▶ What to do
Copy all lines of the listing that include the string "confirmed".

===== Dataset excerpts

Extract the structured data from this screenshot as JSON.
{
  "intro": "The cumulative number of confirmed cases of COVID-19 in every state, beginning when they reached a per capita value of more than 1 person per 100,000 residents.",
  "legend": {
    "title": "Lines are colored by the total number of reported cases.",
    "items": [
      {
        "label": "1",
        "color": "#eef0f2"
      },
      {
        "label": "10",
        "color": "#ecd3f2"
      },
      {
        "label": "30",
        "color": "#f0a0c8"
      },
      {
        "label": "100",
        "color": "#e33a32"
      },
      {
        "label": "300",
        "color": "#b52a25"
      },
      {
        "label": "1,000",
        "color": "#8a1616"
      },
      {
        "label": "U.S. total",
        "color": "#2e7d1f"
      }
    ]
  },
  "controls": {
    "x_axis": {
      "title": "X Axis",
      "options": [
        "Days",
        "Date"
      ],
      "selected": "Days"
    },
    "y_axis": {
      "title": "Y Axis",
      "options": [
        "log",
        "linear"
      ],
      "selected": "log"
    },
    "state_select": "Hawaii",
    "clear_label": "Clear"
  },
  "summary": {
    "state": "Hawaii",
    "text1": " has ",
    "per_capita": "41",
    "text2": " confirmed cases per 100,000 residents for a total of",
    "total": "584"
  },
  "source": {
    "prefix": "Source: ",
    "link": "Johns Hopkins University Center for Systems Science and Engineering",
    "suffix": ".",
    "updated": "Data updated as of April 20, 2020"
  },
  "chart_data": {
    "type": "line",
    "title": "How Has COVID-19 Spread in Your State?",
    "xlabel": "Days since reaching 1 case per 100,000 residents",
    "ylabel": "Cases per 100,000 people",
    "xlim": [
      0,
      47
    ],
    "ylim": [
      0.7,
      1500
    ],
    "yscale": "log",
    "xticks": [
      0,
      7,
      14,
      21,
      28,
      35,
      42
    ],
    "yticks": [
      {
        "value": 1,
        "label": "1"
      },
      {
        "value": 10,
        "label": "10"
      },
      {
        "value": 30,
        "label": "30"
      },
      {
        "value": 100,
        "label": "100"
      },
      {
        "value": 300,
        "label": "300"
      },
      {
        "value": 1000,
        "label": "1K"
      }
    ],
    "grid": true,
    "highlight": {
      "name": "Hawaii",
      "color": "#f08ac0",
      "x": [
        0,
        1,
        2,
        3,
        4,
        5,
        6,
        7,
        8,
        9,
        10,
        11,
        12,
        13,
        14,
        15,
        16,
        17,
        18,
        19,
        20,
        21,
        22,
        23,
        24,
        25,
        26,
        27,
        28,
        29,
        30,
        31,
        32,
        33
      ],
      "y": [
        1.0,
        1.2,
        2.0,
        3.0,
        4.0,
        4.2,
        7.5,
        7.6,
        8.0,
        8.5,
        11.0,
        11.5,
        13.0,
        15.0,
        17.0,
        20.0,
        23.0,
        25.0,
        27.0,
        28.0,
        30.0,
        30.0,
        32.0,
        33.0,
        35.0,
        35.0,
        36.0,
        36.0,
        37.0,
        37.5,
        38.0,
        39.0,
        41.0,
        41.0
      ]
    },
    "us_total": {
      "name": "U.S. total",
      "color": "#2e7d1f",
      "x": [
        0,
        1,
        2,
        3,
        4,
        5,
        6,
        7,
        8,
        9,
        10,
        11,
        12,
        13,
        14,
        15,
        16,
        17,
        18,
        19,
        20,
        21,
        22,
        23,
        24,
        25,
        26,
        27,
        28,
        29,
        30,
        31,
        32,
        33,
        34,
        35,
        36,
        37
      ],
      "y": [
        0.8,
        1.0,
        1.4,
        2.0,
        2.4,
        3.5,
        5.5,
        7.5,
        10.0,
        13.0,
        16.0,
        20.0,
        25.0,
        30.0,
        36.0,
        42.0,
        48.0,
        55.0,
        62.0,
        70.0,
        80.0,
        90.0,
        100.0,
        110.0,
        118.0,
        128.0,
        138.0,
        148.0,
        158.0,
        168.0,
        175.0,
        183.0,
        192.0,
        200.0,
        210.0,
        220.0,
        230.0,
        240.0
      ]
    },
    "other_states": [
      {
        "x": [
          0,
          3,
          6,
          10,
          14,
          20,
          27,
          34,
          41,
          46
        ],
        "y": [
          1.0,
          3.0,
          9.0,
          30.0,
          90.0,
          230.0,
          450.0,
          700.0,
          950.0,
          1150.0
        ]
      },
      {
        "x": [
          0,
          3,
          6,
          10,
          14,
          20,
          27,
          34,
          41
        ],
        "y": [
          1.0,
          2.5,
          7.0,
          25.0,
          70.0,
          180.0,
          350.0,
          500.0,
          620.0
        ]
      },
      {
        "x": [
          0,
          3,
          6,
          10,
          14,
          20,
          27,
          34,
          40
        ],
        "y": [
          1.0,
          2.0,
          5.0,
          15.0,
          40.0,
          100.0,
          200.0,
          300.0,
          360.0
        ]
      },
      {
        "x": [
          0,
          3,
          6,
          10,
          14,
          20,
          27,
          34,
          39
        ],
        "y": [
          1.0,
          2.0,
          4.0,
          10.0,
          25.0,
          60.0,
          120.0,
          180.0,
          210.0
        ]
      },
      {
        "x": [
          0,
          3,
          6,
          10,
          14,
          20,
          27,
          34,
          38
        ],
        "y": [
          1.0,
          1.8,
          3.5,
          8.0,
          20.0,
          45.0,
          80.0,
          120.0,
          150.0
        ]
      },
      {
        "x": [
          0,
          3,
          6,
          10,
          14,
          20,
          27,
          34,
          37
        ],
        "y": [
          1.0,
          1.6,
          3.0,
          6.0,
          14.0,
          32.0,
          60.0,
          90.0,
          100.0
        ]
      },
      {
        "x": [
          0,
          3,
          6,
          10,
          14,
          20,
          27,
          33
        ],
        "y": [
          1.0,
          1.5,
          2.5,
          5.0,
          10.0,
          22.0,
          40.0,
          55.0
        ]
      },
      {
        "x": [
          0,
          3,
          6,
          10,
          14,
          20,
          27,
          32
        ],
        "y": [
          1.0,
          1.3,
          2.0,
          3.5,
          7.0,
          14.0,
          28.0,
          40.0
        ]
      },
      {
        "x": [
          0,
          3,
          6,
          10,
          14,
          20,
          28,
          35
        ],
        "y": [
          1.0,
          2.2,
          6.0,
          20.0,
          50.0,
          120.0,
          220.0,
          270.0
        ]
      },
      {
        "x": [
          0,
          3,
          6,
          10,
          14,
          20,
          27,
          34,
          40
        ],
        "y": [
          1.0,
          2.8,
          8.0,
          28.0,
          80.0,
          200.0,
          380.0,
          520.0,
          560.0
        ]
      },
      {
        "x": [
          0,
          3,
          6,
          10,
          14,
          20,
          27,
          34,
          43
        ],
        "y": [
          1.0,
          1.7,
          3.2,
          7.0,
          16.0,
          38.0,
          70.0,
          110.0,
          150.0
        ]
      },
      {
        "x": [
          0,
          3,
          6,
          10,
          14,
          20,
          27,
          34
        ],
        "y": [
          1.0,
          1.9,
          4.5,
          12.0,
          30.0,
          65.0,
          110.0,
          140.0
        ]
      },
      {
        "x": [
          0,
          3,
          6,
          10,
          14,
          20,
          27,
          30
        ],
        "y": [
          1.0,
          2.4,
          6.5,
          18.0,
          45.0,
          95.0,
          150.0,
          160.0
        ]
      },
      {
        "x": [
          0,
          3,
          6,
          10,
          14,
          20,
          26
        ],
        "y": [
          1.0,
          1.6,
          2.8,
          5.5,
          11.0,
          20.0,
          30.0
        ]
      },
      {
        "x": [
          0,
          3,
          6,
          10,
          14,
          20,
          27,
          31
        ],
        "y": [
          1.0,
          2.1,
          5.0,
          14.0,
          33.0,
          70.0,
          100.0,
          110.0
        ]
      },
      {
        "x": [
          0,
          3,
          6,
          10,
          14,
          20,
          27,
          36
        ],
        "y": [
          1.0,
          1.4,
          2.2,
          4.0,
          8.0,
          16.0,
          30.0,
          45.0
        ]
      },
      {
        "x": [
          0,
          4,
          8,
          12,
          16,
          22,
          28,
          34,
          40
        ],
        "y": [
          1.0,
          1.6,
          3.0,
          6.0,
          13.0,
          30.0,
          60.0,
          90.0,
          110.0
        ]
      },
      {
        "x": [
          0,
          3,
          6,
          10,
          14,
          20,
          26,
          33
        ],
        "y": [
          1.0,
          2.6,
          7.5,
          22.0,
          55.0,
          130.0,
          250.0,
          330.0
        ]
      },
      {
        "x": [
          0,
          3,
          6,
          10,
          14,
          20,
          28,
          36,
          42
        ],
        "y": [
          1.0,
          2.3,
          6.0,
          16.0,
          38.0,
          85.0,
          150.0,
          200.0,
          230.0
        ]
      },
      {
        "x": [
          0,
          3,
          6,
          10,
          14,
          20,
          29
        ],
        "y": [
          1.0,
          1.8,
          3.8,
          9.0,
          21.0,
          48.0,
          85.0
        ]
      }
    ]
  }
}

==========

▶ Reply
  "intro": "The cumulative number of confirmed cases of COVID-19 in every state, beginning when they reached a per capita value of more than 1 person per 100,000 residents.",
    "text2": " confirmed cases per 100,000 residents for a total of",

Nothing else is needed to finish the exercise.